• _Written instruction_
Reproduce all entries verbatim, with nothing added or dropped.

···

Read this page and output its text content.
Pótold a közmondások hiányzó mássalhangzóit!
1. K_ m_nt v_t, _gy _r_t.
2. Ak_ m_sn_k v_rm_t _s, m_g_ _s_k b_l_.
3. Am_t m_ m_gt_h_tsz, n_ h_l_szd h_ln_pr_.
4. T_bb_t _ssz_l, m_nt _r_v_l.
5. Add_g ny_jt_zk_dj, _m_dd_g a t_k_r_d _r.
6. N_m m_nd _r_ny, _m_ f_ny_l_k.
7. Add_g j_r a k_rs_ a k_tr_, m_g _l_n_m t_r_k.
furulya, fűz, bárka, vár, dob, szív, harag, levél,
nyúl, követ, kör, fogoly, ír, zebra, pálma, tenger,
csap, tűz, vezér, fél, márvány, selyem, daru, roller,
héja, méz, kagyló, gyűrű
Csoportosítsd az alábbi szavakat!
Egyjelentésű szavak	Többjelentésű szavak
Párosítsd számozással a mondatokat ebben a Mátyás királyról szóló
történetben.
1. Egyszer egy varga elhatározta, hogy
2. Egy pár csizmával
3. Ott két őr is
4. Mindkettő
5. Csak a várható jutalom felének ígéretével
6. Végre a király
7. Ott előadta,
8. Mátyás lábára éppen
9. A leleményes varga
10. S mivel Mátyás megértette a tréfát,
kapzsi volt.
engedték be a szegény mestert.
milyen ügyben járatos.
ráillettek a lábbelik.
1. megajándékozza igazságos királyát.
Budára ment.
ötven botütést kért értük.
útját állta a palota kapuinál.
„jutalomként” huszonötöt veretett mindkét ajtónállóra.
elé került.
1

···

• _Correct output_
Read this page and output its text content.
Pótold a közmondások hiányzó mássalhangzóit!
1. K_ m_nt v_t, _gy _r_t.
2. Ak_ m_sn_k v_rm_t _s, m_g_ _s_k b_l_.
3. Am_t m_ m_gt_h_tsz, n_ h_l_szd h_ln_pr_.
4. T_bb_t _ssz_l, m_nt _r_v_l.
5. Add_g ny_jt_zk_dj, _m_dd_g a t_k_r_d _r.
6. N_m m_nd _r_ny, _m_ f_ny_l_k.
7. Add_g j_r a k_rs_ a k_tr_, m_g _l_n_m t_r_k.
furulya, fűz, bárka, vár, dob, szív, harag, levél,
nyúl, követ, kör, fogoly, ír, zebra, pálma, tenger,
csap, tűz, vezér, fél, márvány, selyem, daru, roller,
héja, méz, kagyló, gyűrű
Csoportosítsd az alábbi szavakat!
Egyjelentésű szavak	Többjelentésű szavak
Párosítsd számozással a mondatokat ebben a Mátyás királyról szóló
történetben.
1. Egyszer egy varga elhatározta, hogy
2. Egy pár csizmával
3. Ott két őr is
4. Mindkettő
5. Csak a várható jutalom felének ígéretével
6. Végre a király
7. Ott előadta,
8. Mátyás lábára éppen
9. A leleményes varga
10. S mivel Mátyás megértette a tréfát,
kapzsi volt.
engedték be a szegény mestert.
milyen ügyben járatos.
ráillettek a lábbelik.
1. megajándékozza igazságos királyát.
Budára ment.
ötven botütést kért értük.
útját állta a palota kapuinál.
„jutalomként” huszonötöt veretett mindkét ajtónállóra.
elé került.
1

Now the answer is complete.